begin Dataset content

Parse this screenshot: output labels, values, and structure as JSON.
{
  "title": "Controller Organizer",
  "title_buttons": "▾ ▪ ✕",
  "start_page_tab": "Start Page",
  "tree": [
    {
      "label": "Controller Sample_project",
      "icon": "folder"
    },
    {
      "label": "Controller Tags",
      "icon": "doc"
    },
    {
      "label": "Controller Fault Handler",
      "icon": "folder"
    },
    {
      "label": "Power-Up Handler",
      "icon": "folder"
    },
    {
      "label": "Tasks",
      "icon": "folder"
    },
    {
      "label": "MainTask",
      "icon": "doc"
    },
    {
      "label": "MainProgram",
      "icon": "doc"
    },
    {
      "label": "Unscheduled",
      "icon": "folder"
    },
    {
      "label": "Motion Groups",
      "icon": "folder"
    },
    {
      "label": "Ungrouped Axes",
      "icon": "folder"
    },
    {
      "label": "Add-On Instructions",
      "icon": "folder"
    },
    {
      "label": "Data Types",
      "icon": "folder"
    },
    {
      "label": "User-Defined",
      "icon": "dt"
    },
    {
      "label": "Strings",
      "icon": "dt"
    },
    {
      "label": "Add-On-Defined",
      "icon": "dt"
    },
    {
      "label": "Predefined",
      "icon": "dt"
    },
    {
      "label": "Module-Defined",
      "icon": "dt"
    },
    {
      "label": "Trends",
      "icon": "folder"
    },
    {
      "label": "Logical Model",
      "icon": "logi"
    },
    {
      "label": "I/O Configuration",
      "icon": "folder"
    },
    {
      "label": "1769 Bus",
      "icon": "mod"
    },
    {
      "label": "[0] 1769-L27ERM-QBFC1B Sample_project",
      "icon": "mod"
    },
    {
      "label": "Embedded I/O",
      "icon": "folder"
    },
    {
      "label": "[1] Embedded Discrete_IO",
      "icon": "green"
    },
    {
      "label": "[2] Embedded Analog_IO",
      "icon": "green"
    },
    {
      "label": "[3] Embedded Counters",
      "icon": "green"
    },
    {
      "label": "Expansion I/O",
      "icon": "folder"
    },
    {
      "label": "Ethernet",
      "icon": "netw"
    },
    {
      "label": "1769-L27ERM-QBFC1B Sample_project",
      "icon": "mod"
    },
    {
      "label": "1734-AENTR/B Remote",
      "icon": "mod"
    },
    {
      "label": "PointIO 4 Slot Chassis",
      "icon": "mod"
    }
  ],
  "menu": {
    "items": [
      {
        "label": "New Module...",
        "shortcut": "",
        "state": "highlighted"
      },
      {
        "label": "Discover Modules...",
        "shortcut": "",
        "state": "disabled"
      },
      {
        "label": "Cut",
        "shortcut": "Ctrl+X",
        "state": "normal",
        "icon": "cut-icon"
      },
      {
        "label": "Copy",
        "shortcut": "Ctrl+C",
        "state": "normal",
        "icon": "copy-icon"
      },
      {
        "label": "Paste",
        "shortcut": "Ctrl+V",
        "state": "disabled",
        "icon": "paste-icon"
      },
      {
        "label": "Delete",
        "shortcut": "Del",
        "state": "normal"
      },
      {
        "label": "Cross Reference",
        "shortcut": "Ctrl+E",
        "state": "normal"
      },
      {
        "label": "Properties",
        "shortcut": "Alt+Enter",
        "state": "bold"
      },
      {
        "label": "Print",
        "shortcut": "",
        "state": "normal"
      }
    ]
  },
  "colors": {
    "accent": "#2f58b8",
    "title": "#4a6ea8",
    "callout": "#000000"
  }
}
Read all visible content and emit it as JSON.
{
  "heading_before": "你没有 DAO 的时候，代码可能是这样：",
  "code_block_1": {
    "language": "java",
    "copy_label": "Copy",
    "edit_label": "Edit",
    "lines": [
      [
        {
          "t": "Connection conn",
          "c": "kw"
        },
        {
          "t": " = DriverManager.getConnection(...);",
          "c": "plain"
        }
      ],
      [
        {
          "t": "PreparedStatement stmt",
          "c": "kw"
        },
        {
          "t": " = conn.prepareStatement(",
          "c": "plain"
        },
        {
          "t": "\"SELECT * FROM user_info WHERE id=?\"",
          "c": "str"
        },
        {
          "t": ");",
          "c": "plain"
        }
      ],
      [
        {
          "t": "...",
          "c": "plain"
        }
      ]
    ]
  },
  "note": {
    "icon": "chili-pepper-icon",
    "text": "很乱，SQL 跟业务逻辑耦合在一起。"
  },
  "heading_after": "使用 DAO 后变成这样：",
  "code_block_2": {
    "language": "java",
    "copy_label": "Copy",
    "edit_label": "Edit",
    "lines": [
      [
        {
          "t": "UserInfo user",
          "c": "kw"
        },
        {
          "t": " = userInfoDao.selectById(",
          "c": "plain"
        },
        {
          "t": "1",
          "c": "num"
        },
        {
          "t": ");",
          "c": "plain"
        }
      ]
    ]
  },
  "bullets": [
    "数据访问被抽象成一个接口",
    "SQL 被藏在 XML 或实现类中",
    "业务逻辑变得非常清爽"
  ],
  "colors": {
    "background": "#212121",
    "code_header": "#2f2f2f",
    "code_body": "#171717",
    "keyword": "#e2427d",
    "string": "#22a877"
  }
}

end Dataset content
begin Dataset content

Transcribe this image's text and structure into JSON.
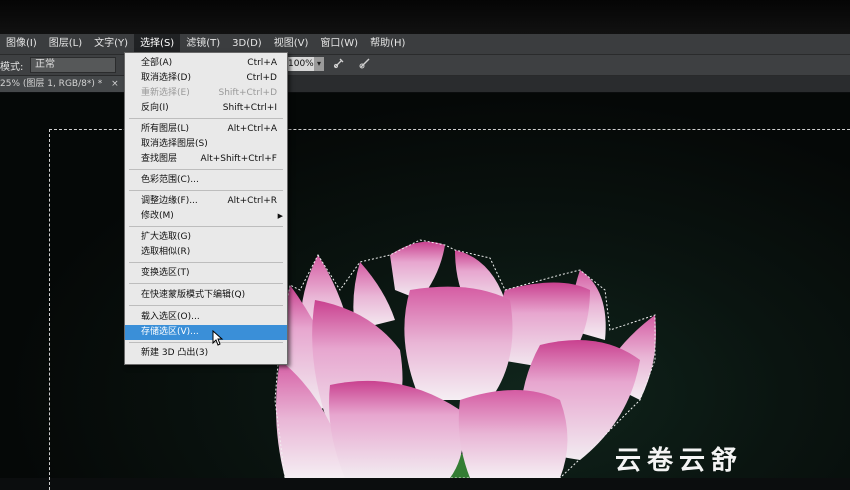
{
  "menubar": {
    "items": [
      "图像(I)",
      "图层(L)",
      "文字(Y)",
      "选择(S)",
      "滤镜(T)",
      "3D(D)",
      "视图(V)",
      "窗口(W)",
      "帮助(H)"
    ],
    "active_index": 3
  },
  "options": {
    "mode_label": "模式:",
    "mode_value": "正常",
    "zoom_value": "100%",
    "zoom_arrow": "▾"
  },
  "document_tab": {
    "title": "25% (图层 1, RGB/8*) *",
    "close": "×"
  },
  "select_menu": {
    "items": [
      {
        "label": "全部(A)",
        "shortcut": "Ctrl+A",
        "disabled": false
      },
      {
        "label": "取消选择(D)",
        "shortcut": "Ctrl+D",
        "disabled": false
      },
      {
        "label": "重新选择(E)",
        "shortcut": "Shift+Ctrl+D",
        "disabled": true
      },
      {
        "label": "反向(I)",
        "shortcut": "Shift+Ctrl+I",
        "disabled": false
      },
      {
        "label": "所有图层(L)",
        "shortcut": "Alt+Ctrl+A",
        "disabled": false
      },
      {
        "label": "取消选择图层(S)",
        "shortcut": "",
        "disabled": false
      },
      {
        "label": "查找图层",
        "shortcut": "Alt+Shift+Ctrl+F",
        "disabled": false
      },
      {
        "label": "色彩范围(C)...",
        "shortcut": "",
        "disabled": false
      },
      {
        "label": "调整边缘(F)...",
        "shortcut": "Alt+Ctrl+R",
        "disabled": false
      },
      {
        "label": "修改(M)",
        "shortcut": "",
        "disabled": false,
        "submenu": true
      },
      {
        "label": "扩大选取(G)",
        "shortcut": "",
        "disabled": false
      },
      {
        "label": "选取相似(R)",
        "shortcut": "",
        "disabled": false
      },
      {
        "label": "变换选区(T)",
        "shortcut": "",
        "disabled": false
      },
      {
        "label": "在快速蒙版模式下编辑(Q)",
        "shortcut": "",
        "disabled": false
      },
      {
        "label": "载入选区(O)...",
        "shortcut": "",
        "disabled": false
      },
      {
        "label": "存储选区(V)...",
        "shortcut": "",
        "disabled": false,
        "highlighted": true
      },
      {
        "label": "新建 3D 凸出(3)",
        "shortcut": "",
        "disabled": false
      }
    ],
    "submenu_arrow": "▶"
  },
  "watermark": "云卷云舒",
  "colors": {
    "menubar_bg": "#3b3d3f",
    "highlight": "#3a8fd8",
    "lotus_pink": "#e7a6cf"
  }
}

end Dataset content

- What is needed -
Collect every line with the string "text" from the records, and copy each.

- Result of the task -
    "text": "很乱，SQL 跟业务逻辑耦合在一起。"
Transcribe this image's text and structure into JSON.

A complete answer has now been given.